[Collected data]
________________________________________
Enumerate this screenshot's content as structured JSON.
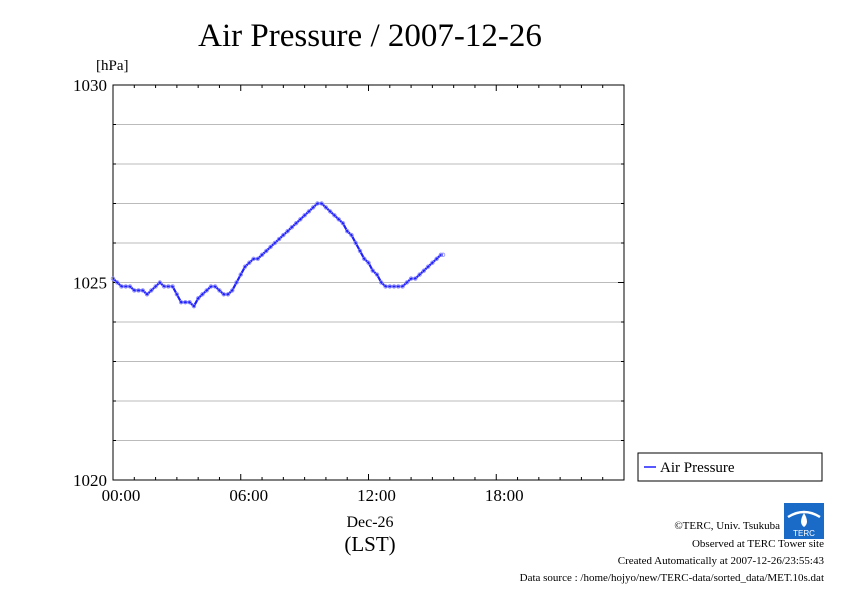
{
  "chart_data": {
    "type": "line",
    "title": "Air Pressure / 2007-12-26",
    "ylabel": "[hPa]",
    "xlabel_date": "Dec-26",
    "xlabel_tz": "(LST)",
    "x_unit": "hours",
    "xlim": [
      0,
      24
    ],
    "ylim": [
      1020,
      1030
    ],
    "x_ticks": [
      {
        "value": 0,
        "label": "00:00"
      },
      {
        "value": 6,
        "label": "06:00"
      },
      {
        "value": 12,
        "label": "12:00"
      },
      {
        "value": 18,
        "label": "18:00"
      }
    ],
    "y_ticks": [
      {
        "value": 1020,
        "label": "1020"
      },
      {
        "value": 1025,
        "label": "1025"
      },
      {
        "value": 1030,
        "label": "1030"
      }
    ],
    "grid": true,
    "legend_position": "bottom-right, outside plot",
    "series": [
      {
        "name": "Air Pressure",
        "color": "#2020ff",
        "x": [
          0.0,
          0.2,
          0.4,
          0.6,
          0.8,
          1.0,
          1.2,
          1.4,
          1.6,
          1.8,
          2.0,
          2.2,
          2.4,
          2.6,
          2.8,
          3.0,
          3.2,
          3.4,
          3.6,
          3.8,
          4.0,
          4.2,
          4.4,
          4.6,
          4.8,
          5.0,
          5.2,
          5.4,
          5.6,
          5.8,
          6.0,
          6.2,
          6.4,
          6.6,
          6.8,
          7.0,
          7.2,
          7.4,
          7.6,
          7.8,
          8.0,
          8.2,
          8.4,
          8.6,
          8.8,
          9.0,
          9.2,
          9.4,
          9.6,
          9.8,
          10.0,
          10.2,
          10.4,
          10.6,
          10.8,
          11.0,
          11.2,
          11.4,
          11.6,
          11.8,
          12.0,
          12.2,
          12.4,
          12.6,
          12.8,
          13.0,
          13.2,
          13.4,
          13.6,
          13.8,
          14.0,
          14.2,
          14.4,
          14.6,
          14.8,
          15.0,
          15.2,
          15.4,
          15.5
        ],
        "y": [
          1025.1,
          1025.0,
          1024.9,
          1024.9,
          1024.9,
          1024.8,
          1024.8,
          1024.8,
          1024.7,
          1024.8,
          1024.9,
          1025.0,
          1024.9,
          1024.9,
          1024.9,
          1024.7,
          1024.5,
          1024.5,
          1024.5,
          1024.4,
          1024.6,
          1024.7,
          1024.8,
          1024.9,
          1024.9,
          1024.8,
          1024.7,
          1024.7,
          1024.8,
          1025.0,
          1025.2,
          1025.4,
          1025.5,
          1025.6,
          1025.6,
          1025.7,
          1025.8,
          1025.9,
          1026.0,
          1026.1,
          1026.2,
          1026.3,
          1026.4,
          1026.5,
          1026.6,
          1026.7,
          1026.8,
          1026.9,
          1027.0,
          1027.0,
          1026.9,
          1026.8,
          1026.7,
          1026.6,
          1026.5,
          1026.3,
          1026.2,
          1026.0,
          1025.8,
          1025.6,
          1025.5,
          1025.3,
          1025.2,
          1025.0,
          1024.9,
          1024.9,
          1024.9,
          1024.9,
          1024.9,
          1025.0,
          1025.1,
          1025.1,
          1025.2,
          1025.3,
          1025.4,
          1025.5,
          1025.6,
          1025.7,
          1025.7
        ]
      }
    ]
  },
  "footer": {
    "copyright": "©TERC, Univ. Tsukuba",
    "observed": "Observed at TERC Tower site",
    "created": "Created Automatically at 2007-12-26/23:55:43",
    "source": "Data source : /home/hojyo/new/TERC-data/sorted_data/MET.10s.dat",
    "logo_text": "TERC"
  }
}
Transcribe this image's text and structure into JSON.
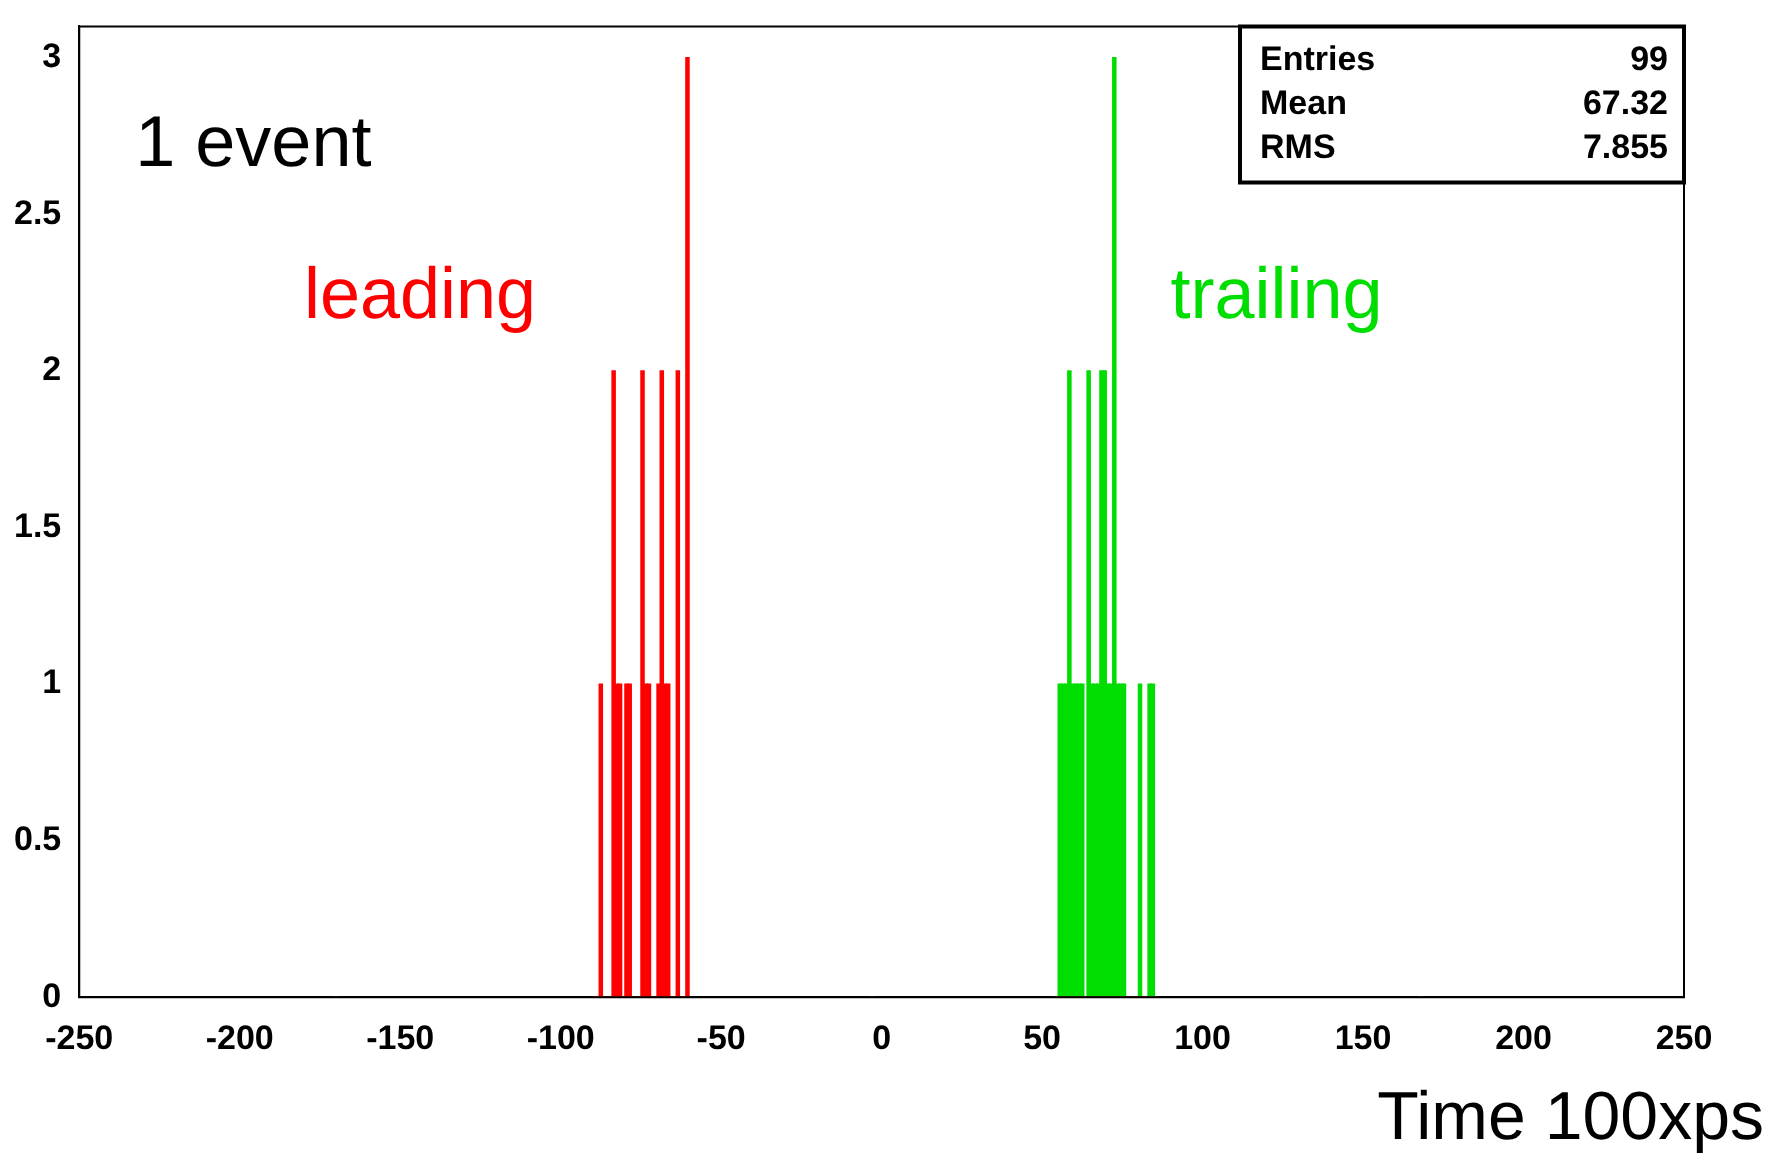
________________________________________
Description of the task ::
Copy the records above exactly. The pictures are not part of the copy.

The completed task ::
Enumerate this screenshot's content as structured JSON.
{
  "chart_data": {
    "type": "line",
    "title": "Air Pressure / 2007-12-26",
    "ylabel": "[hPa]",
    "xlabel_date": "Dec-26",
    "xlabel_tz": "(LST)",
    "x_unit": "hours",
    "xlim": [
      0,
      24
    ],
    "ylim": [
      1020,
      1030
    ],
    "x_ticks": [
      {
        "value": 0,
        "label": "00:00"
      },
      {
        "value": 6,
        "label": "06:00"
      },
      {
        "value": 12,
        "label": "12:00"
      },
      {
        "value": 18,
        "label": "18:00"
      }
    ],
    "y_ticks": [
      {
        "value": 1020,
        "label": "1020"
      },
      {
        "value": 1025,
        "label": "1025"
      },
      {
        "value": 1030,
        "label": "1030"
      }
    ],
    "grid": true,
    "legend_position": "bottom-right, outside plot",
    "series": [
      {
        "name": "Air Pressure",
        "color": "#2020ff",
        "x": [
          0.0,
          0.2,
          0.4,
          0.6,
          0.8,
          1.0,
          1.2,
          1.4,
          1.6,
          1.8,
          2.0,
          2.2,
          2.4,
          2.6,
          2.8,
          3.0,
          3.2,
          3.4,
          3.6,
          3.8,
          4.0,
          4.2,
          4.4,
          4.6,
          4.8,
          5.0,
          5.2,
          5.4,
          5.6,
          5.8,
          6.0,
          6.2,
          6.4,
          6.6,
          6.8,
          7.0,
          7.2,
          7.4,
          7.6,
          7.8,
          8.0,
          8.2,
          8.4,
          8.6,
          8.8,
          9.0,
          9.2,
          9.4,
          9.6,
          9.8,
          10.0,
          10.2,
          10.4,
          10.6,
          10.8,
          11.0,
          11.2,
          11.4,
          11.6,
          11.8,
          12.0,
          12.2,
          12.4,
          12.6,
          12.8,
          13.0,
          13.2,
          13.4,
          13.6,
          13.8,
          14.0,
          14.2,
          14.4,
          14.6,
          14.8,
          15.0,
          15.2,
          15.4,
          15.5
        ],
        "y": [
          1025.1,
          1025.0,
          1024.9,
          1024.9,
          1024.9,
          1024.8,
          1024.8,
          1024.8,
          1024.7,
          1024.8,
          1024.9,
          1025.0,
          1024.9,
          1024.9,
          1024.9,
          1024.7,
          1024.5,
          1024.5,
          1024.5,
          1024.4,
          1024.6,
          1024.7,
          1024.8,
          1024.9,
          1024.9,
          1024.8,
          1024.7,
          1024.7,
          1024.8,
          1025.0,
          1025.2,
          1025.4,
          1025.5,
          1025.6,
          1025.6,
          1025.7,
          1025.8,
          1025.9,
          1026.0,
          1026.1,
          1026.2,
          1026.3,
          1026.4,
          1026.5,
          1026.6,
          1026.7,
          1026.8,
          1026.9,
          1027.0,
          1027.0,
          1026.9,
          1026.8,
          1026.7,
          1026.6,
          1026.5,
          1026.3,
          1026.2,
          1026.0,
          1025.8,
          1025.6,
          1025.5,
          1025.3,
          1025.2,
          1025.0,
          1024.9,
          1024.9,
          1024.9,
          1024.9,
          1024.9,
          1025.0,
          1025.1,
          1025.1,
          1025.2,
          1025.3,
          1025.4,
          1025.5,
          1025.6,
          1025.7,
          1025.7
        ]
      }
    ]
  },
  "footer": {
    "copyright": "©TERC, Univ. Tsukuba",
    "observed": "Observed at TERC Tower site",
    "created": "Created Automatically at 2007-12-26/23:55:43",
    "source": "Data source : /home/hojyo/new/TERC-data/sorted_data/MET.10s.dat",
    "logo_text": "TERC"
  }
}
Transcribe this image's text and structure into JSON.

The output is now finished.